> _PROBLEM DETAILS_
Copy the lines below word for word, keeping every character unchanged.

> _RECORD EXTRACTS_
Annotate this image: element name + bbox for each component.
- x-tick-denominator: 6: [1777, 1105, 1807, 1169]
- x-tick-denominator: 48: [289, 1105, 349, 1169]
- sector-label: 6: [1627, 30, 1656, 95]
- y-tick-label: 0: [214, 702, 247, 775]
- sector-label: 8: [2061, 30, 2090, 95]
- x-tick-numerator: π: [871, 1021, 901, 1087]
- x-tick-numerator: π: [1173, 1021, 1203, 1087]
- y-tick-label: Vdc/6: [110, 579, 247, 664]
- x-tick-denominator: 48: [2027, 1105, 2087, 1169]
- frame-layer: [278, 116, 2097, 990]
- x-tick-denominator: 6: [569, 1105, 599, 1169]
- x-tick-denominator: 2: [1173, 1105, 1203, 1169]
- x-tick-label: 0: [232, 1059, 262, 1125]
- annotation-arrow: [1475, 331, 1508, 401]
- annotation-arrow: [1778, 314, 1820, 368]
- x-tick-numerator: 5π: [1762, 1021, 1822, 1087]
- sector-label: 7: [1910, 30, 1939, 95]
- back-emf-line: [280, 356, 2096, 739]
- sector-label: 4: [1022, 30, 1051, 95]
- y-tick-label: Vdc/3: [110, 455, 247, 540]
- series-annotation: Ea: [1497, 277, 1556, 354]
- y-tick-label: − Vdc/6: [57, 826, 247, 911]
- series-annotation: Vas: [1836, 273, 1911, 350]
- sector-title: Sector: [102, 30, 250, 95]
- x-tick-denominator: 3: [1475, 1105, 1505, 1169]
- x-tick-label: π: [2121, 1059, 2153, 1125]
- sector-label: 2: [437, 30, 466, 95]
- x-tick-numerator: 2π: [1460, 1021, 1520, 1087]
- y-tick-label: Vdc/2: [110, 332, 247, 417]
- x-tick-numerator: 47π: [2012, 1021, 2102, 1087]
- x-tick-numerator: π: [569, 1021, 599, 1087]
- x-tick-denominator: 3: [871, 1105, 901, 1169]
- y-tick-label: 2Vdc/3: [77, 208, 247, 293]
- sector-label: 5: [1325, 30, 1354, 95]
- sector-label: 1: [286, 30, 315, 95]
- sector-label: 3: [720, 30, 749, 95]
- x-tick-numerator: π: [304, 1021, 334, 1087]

> _ANSWER TO THE EXERCISE_
Annotate this image: element name + bbox for each component.
- x-tick-denominator: 6: [1777, 1105, 1807, 1169]
- x-tick-denominator: 48: [289, 1105, 349, 1169]
- sector-label: 6: [1627, 30, 1656, 95]
- y-tick-label: 0: [214, 702, 247, 775]
- sector-label: 8: [2061, 30, 2090, 95]
- x-tick-numerator: π: [871, 1021, 901, 1087]
- x-tick-numerator: π: [1173, 1021, 1203, 1087]
- y-tick-label: Vdc/6: [110, 579, 247, 664]
- x-tick-denominator: 48: [2027, 1105, 2087, 1169]
- frame-layer: [278, 116, 2097, 990]
- x-tick-denominator: 6: [569, 1105, 599, 1169]
- x-tick-denominator: 2: [1173, 1105, 1203, 1169]
- x-tick-label: 0: [232, 1059, 262, 1125]
- annotation-arrow: [1475, 331, 1508, 401]
- annotation-arrow: [1778, 314, 1820, 368]
- x-tick-numerator: 5π: [1762, 1021, 1822, 1087]
- sector-label: 7: [1910, 30, 1939, 95]
- back-emf-line: [280, 356, 2096, 739]
- sector-label: 4: [1022, 30, 1051, 95]
- y-tick-label: Vdc/3: [110, 455, 247, 540]
- series-annotation: Ea: [1497, 277, 1556, 354]
- y-tick-label: − Vdc/6: [57, 826, 247, 911]
- series-annotation: Vas: [1836, 273, 1911, 350]
- sector-title: Sector: [102, 30, 250, 95]
- x-tick-denominator: 3: [1475, 1105, 1505, 1169]
- x-tick-label: π: [2121, 1059, 2153, 1125]
- sector-label: 2: [437, 30, 466, 95]
- x-tick-numerator: 2π: [1460, 1021, 1520, 1087]
- y-tick-label: Vdc/2: [110, 332, 247, 417]
- x-tick-numerator: 47π: [2012, 1021, 2102, 1087]
- x-tick-numerator: π: [569, 1021, 599, 1087]
- x-tick-denominator: 3: [871, 1105, 901, 1169]
- y-tick-label: 2Vdc/3: [77, 208, 247, 293]
- sector-label: 5: [1325, 30, 1354, 95]
- sector-label: 1: [286, 30, 315, 95]
- sector-label: 3: [720, 30, 749, 95]
- x-tick-numerator: π: [304, 1021, 334, 1087]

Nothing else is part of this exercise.